__Some records__
--- Begin ---
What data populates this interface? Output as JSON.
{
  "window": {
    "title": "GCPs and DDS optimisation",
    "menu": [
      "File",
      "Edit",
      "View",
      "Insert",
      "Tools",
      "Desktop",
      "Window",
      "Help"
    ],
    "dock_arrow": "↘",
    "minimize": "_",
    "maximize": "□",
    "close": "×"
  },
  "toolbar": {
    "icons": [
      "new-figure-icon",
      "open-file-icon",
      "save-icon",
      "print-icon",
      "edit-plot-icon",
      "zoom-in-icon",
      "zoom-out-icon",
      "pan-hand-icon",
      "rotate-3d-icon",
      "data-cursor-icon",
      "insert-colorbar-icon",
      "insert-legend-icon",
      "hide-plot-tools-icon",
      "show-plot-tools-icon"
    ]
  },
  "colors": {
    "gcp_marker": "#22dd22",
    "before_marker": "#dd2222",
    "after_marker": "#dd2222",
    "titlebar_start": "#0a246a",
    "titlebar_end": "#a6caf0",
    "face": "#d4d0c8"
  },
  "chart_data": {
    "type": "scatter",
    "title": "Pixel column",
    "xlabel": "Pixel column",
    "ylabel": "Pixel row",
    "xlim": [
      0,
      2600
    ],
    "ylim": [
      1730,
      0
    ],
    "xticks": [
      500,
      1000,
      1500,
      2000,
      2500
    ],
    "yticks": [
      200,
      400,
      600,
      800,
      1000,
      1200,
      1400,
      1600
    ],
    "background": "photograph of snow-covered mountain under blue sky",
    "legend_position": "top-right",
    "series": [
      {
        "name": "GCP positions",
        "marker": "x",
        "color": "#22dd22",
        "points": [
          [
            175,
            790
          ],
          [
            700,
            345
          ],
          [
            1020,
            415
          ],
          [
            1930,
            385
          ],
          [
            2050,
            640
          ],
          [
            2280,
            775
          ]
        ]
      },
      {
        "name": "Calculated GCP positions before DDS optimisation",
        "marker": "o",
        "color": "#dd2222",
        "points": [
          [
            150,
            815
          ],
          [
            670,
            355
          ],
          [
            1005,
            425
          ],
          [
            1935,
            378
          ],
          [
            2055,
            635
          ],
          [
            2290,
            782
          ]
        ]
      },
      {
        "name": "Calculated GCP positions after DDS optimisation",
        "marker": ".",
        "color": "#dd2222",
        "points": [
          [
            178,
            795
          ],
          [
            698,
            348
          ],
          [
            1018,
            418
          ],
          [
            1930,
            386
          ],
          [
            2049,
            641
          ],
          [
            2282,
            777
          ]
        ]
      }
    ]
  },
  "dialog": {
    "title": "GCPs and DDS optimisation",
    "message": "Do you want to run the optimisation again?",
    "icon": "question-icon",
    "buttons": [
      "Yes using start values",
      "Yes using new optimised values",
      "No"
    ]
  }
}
--- End ---
__AIM OF THE EXERCISE__
Each entry above is to be set down again in exactly the same words.

__TASK RESPONSE__
What data populates this interface? Output as JSON.
{
  "window": {
    "title": "GCPs and DDS optimisation",
    "menu": [
      "File",
      "Edit",
      "View",
      "Insert",
      "Tools",
      "Desktop",
      "Window",
      "Help"
    ],
    "dock_arrow": "↘",
    "minimize": "_",
    "maximize": "□",
    "close": "×"
  },
  "toolbar": {
    "icons": [
      "new-figure-icon",
      "open-file-icon",
      "save-icon",
      "print-icon",
      "edit-plot-icon",
      "zoom-in-icon",
      "zoom-out-icon",
      "pan-hand-icon",
      "rotate-3d-icon",
      "data-cursor-icon",
      "insert-colorbar-icon",
      "insert-legend-icon",
      "hide-plot-tools-icon",
      "show-plot-tools-icon"
    ]
  },
  "colors": {
    "gcp_marker": "#22dd22",
    "before_marker": "#dd2222",
    "after_marker": "#dd2222",
    "titlebar_start": "#0a246a",
    "titlebar_end": "#a6caf0",
    "face": "#d4d0c8"
  },
  "chart_data": {
    "type": "scatter",
    "title": "Pixel column",
    "xlabel": "Pixel column",
    "ylabel": "Pixel row",
    "xlim": [
      0,
      2600
    ],
    "ylim": [
      1730,
      0
    ],
    "xticks": [
      500,
      1000,
      1500,
      2000,
      2500
    ],
    "yticks": [
      200,
      400,
      600,
      800,
      1000,
      1200,
      1400,
      1600
    ],
    "background": "photograph of snow-covered mountain under blue sky",
    "legend_position": "top-right",
    "series": [
      {
        "name": "GCP positions",
        "marker": "x",
        "color": "#22dd22",
        "points": [
          [
            175,
            790
          ],
          [
            700,
            345
          ],
          [
            1020,
            415
          ],
          [
            1930,
            385
          ],
          [
            2050,
            640
          ],
          [
            2280,
            775
          ]
        ]
      },
      {
        "name": "Calculated GCP positions before DDS optimisation",
        "marker": "o",
        "color": "#dd2222",
        "points": [
          [
            150,
            815
          ],
          [
            670,
            355
          ],
          [
            1005,
            425
          ],
          [
            1935,
            378
          ],
          [
            2055,
            635
          ],
          [
            2290,
            782
          ]
        ]
      },
      {
        "name": "Calculated GCP positions after DDS optimisation",
        "marker": ".",
        "color": "#dd2222",
        "points": [
          [
            178,
            795
          ],
          [
            698,
            348
          ],
          [
            1018,
            418
          ],
          [
            1930,
            386
          ],
          [
            2049,
            641
          ],
          [
            2282,
            777
          ]
        ]
      }
    ]
  },
  "dialog": {
    "title": "GCPs and DDS optimisation",
    "message": "Do you want to run the optimisation again?",
    "icon": "question-icon",
    "buttons": [
      "Yes using start values",
      "Yes using new optimised values",
      "No"
    ]
  }
}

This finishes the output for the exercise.